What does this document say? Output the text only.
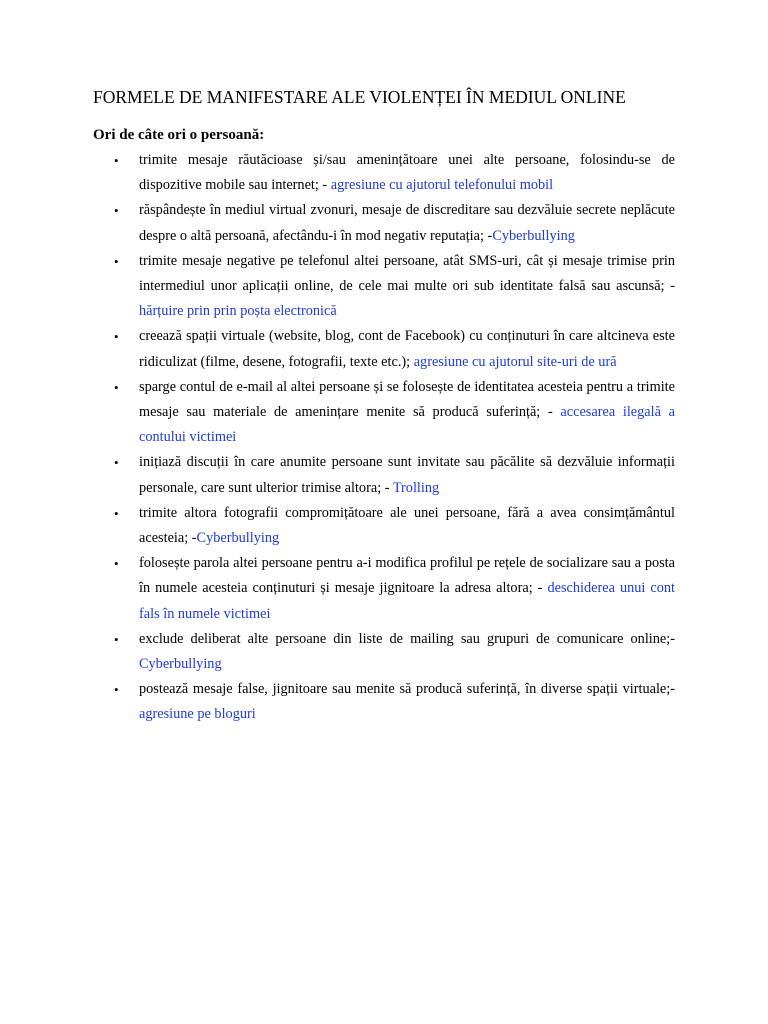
FORMELE DE MANIFESTARE ALE VIOLENȚEI ÎN MEDIUL ONLINE

Ori de câte ori o persoană:

• trimite mesaje răutăcioase și/sau amenințătoare unei alte persoane, folosindu-se de dispozitive mobile sau internet; - agresiune cu ajutorul telefonului mobil
• răspândește în mediul virtual zvonuri, mesaje de discreditare sau dezvăluie secrete neplăcute despre o altă persoană, afectându-i în mod negativ reputația; -Cyberbullying
• trimite mesaje negative pe telefonul altei persoane, atât SMS-uri, cât și mesaje trimise prin intermediul unor aplicații online, de cele mai multe ori sub identitate falsă sau ascunsă; - hărțuire prin prin poșta electronică
• creează spații virtuale (website, blog, cont de Facebook) cu conținuturi în care altcineva este ridiculizat (filme, desene, fotografii, texte etc.); agresiune cu ajutorul site-uri de ură
• sparge contul de e-mail al altei persoane și se folosește de identitatea acesteia pentru a trimite mesaje sau materiale de amenințare menite să producă suferință; - accesarea ilegală a contului victimei
• inițiază discuții în care anumite persoane sunt invitate sau păcălite să dezvăluie informații personale, care sunt ulterior trimise altora; - Trolling
• trimite altora fotografii compromițătoare ale unei persoane, fără a avea consimțământul acesteia; -Cyberbullying
• folosește parola altei persoane pentru a-i modifica profilul pe rețele de socializare sau a posta în numele acesteia conținuturi și mesaje jignitoare la adresa altora; - deschiderea unui cont fals în numele victimei
• exclude deliberat alte persoane din liste de mailing sau grupuri de comunicare online;- Cyberbullying
• postează mesaje false, jignitoare sau menite să producă suferință, în diverse spații virtuale;- agresiune pe bloguri
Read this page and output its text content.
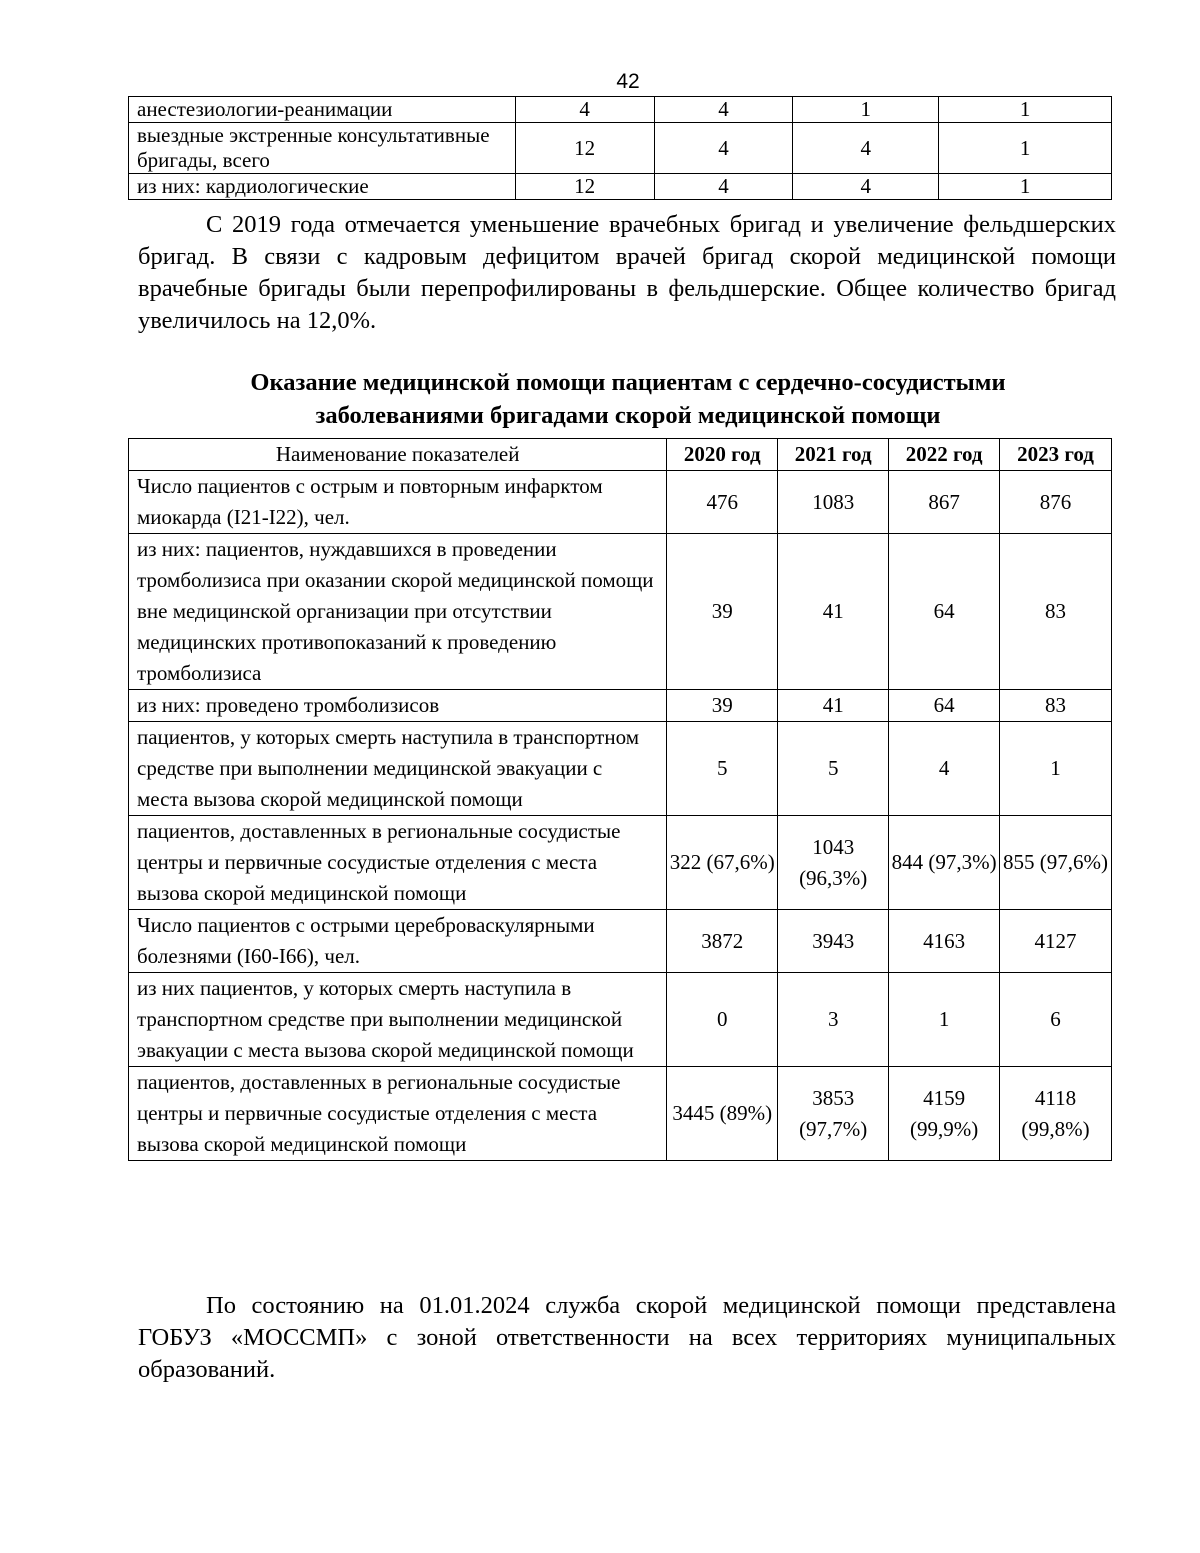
42
анестезиологии-реанимации	4	4	1	1
выездные экстренные консультативные бригады, всего	12	4	4	1
из них: кардиологические	12	4	4	1

С 2019 года отмечается уменьшение врачебных бригад и увеличение фельдшерских бригад. В связи с кадровым дефицитом врачей бригад скорой медицинской помощи врачебные бригады были перепрофилированы в фельдшерские. Общее количество бригад увеличилось на 12,0%.

Оказание медицинской помощи пациентам с сердечно-сосудистыми
заболеваниями бригадами скорой медицинской помощи
Наименование показателей	2020 год	2021 год	2022 год	2023 год
Число пациентов с острым и повторным инфарктом миокарда (I21-I22), чел.	476	1083	867	876
из них: пациентов, нуждавшихся в проведении тромболизиса при оказании скорой медицинской помощи вне медицинской организации при отсутствии медицинских противопоказаний к проведению тромболизиса	39	41	64	83
из них: проведено тромболизисов	39	41	64	83
пациентов, у которых смерть наступила в транспортном средстве при выполнении медицинской эвакуации с места вызова скорой медицинской помощи	5	5	4	1
пациентов, доставленных в региональные сосудистые центры и первичные сосудистые отделения с места вызова скорой медицинской помощи	322 (67,6%)	1043 (96,3%)	844 (97,3%)	855 (97,6%)
Число пациентов с острыми цереброваскулярными болезнями (I60-I66), чел.	3872	3943	4163	4127
из них пациентов, у которых смерть наступила в транспортном средстве при выполнении медицинской эвакуации с места вызова скорой медицинской помощи	0	3	1	6
пациентов, доставленных в региональные сосудистые центры и первичные сосудистые отделения с места вызова скорой медицинской помощи	3445 (89%)	3853 (97,7%)	4159 (99,9%)	4118 (99,8%)

По состоянию на 01.01.2024 служба скорой медицинской помощи представлена ГОБУЗ «МОССМП» с зоной ответственности на всех территориях муниципальных образований.
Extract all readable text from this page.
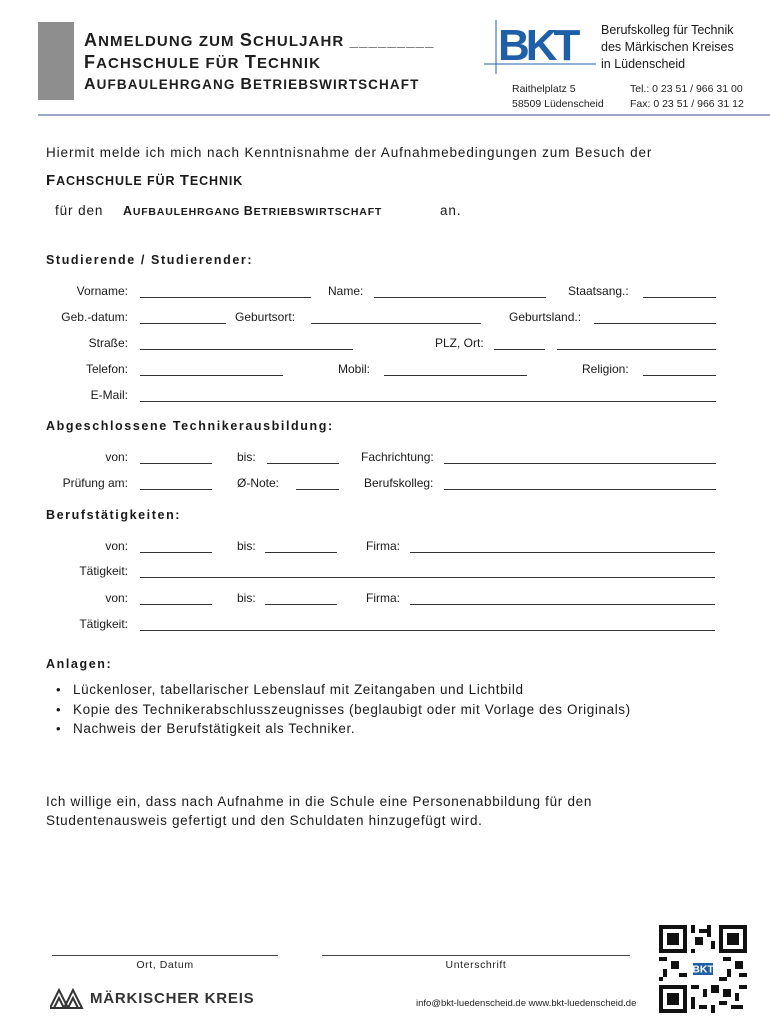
ANMELDUNG ZUM SCHULJAHR _________
FACHSCHULE FÜR TECHNIK
AUFBAULEHRGANG BETRIEBSWIRTSCHAFT
BKT	Berufskolleg für Technik
des Märkischen Kreises
in Lüdenscheid
Raithelplatz 5
58509 Lüdenscheid
Tel.: 0 23 51 / 966 31 00
Fax: 0 23 51 / 966 31 12
Hiermit melde ich mich nach Kenntnisnahme der Aufnahmebedingungen zum Besuch der
FACHSCHULE FÜR TECHNIK
für den AUFBAULEHRGANG BETRIEBSWIRTSCHAFT	an.
Studierende / Studierender:
Vorname:	Name:	Staatsang.:
Geb.-datum:	Geburtsort:	Geburtsland.:
Straße:	PLZ, Ort:
Telefon:	Mobil:	Religion:
E-Mail:
Abgeschlossene Technikerausbildung:
von:	bis:	Fachrichtung:
Prüfung am:	Ø-Note:	Berufskolleg:
Berufstätigkeiten:
von:	bis:	Firma:
Tätigkeit:
von:	bis:	Firma:
Tätigkeit:
Anlagen:
• Lückenloser, tabellarischer Lebenslauf mit Zeitangaben und Lichtbild
• Kopie des Technikerabschlusszeugnisses (beglaubigt oder mit Vorlage des Originals)
• Nachweis der Berufstätigkeit als Techniker.
Ich willige ein, dass nach Aufnahme in die Schule eine Personenabbildung für den
Studentenausweis gefertigt und den Schuldaten hinzugefügt wird.
Ort, Datum	Unterschrift
MÄRKISCHER KREIS	info@bkt-luedenscheid.de www.bkt-luedenscheid.de
BKT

━━━━━━━━━━━━━━━━━━━━━━━━━━━━━━

TASK TO CARRY OUT —
With the pictures omitted, reproduce the records in full and exactly.

RESPONSE FOR THIS EXERCISE —
What does this document say? Output the text only.
FORMELE DE MANIFESTARE ALE VIOLENȚEI ÎN MEDIUL ONLINE

Ori de câte ori o persoană:

• trimite mesaje răutăcioase și/sau amenințătoare unei alte persoane, folosindu-se de dispozitive mobile sau internet; - agresiune cu ajutorul telefonului mobil
• răspândește în mediul virtual zvonuri, mesaje de discreditare sau dezvăluie secrete neplăcute despre o altă persoană, afectându-i în mod negativ reputația; -Cyberbullying
• trimite mesaje negative pe telefonul altei persoane, atât SMS-uri, cât și mesaje trimise prin intermediul unor aplicații online, de cele mai multe ori sub identitate falsă sau ascunsă; - hărțuire prin prin poșta electronică
• creează spații virtuale (website, blog, cont de Facebook) cu conținuturi în care altcineva este ridiculizat (filme, desene, fotografii, texte etc.); agresiune cu ajutorul site-uri de ură
• sparge contul de e-mail al altei persoane și se folosește de identitatea acesteia pentru a trimite mesaje sau materiale de amenințare menite să producă suferință; - accesarea ilegală a contului victimei
• inițiază discuții în care anumite persoane sunt invitate sau păcălite să dezvăluie informații personale, care sunt ulterior trimise altora; - Trolling
• trimite altora fotografii compromițătoare ale unei persoane, fără a avea consimțământul acesteia; -Cyberbullying
• folosește parola altei persoane pentru a-i modifica profilul pe rețele de socializare sau a posta în numele acesteia conținuturi și mesaje jignitoare la adresa altora; - deschiderea unui cont fals în numele victimei
• exclude deliberat alte persoane din liste de mailing sau grupuri de comunicare online;- Cyberbullying
• postează mesaje false, jignitoare sau menite să producă suferință, în diverse spații virtuale;- agresiune pe bloguri
Read this page and output its text content.
42
анестезиологии-реанимации	4	4	1	1
выездные экстренные консультативные бригады, всего	12	4	4	1
из них: кардиологические	12	4	4	1

С 2019 года отмечается уменьшение врачебных бригад и увеличение фельдшерских бригад. В связи с кадровым дефицитом врачей бригад скорой медицинской помощи врачебные бригады были перепрофилированы в фельдшерские. Общее количество бригад увеличилось на 12,0%.

Оказание медицинской помощи пациентам с сердечно-сосудистыми
заболеваниями бригадами скорой медицинской помощи
Наименование показателей	2020 год	2021 год	2022 год	2023 год
Число пациентов с острым и повторным инфарктом миокарда (I21-I22), чел.	476	1083	867	876
из них: пациентов, нуждавшихся в проведении тромболизиса при оказании скорой медицинской помощи вне медицинской организации при отсутствии медицинских противопоказаний к проведению тромболизиса	39	41	64	83
из них: проведено тромболизисов	39	41	64	83
пациентов, у которых смерть наступила в транспортном средстве при выполнении медицинской эвакуации с места вызова скорой медицинской помощи	5	5	4	1
пациентов, доставленных в региональные сосудистые центры и первичные сосудистые отделения с места вызова скорой медицинской помощи	322 (67,6%)	1043 (96,3%)	844 (97,3%)	855 (97,6%)
Число пациентов с острыми цереброваскулярными болезнями (I60-I66), чел.	3872	3943	4163	4127
из них пациентов, у которых смерть наступила в транспортном средстве при выполнении медицинской эвакуации с места вызова скорой медицинской помощи	0	3	1	6
пациентов, доставленных в региональные сосудистые центры и первичные сосудистые отделения с места вызова скорой медицинской помощи	3445 (89%)	3853 (97,7%)	4159 (99,9%)	4118 (99,8%)

По состоянию на 01.01.2024 служба скорой медицинской помощи представлена ГОБУЗ «МОССМП» с зоной ответственности на всех территориях муниципальных образований.
Extract all readable text from this page.
ANMELDUNG ZUM SCHULJAHR _________
FACHSCHULE FÜR TECHNIK
AUFBAULEHRGANG BETRIEBSWIRTSCHAFT
BKT	Berufskolleg für Technik
des Märkischen Kreises
in Lüdenscheid
Raithelplatz 5
58509 Lüdenscheid
Tel.: 0 23 51 / 966 31 00
Fax: 0 23 51 / 966 31 12
Hiermit melde ich mich nach Kenntnisnahme der Aufnahmebedingungen zum Besuch der
FACHSCHULE FÜR TECHNIK
für den AUFBAULEHRGANG BETRIEBSWIRTSCHAFT	an.
Studierende / Studierender:
Vorname:	Name:	Staatsang.:
Geb.-datum:	Geburtsort:	Geburtsland.:
Straße:	PLZ, Ort:
Telefon:	Mobil:	Religion:
E-Mail:
Abgeschlossene Technikerausbildung:
von:	bis:	Fachrichtung:
Prüfung am:	Ø-Note:	Berufskolleg:
Berufstätigkeiten:
von:	bis:	Firma:
Tätigkeit:
von:	bis:	Firma:
Tätigkeit:
Anlagen:
• Lückenloser, tabellarischer Lebenslauf mit Zeitangaben und Lichtbild
• Kopie des Technikerabschlusszeugnisses (beglaubigt oder mit Vorlage des Originals)
• Nachweis der Berufstätigkeit als Techniker.
Ich willige ein, dass nach Aufnahme in die Schule eine Personenabbildung für den
Studentenausweis gefertigt und den Schuldaten hinzugefügt wird.
Ort, Datum	Unterschrift
MÄRKISCHER KREIS	info@bkt-luedenscheid.de www.bkt-luedenscheid.de
BKT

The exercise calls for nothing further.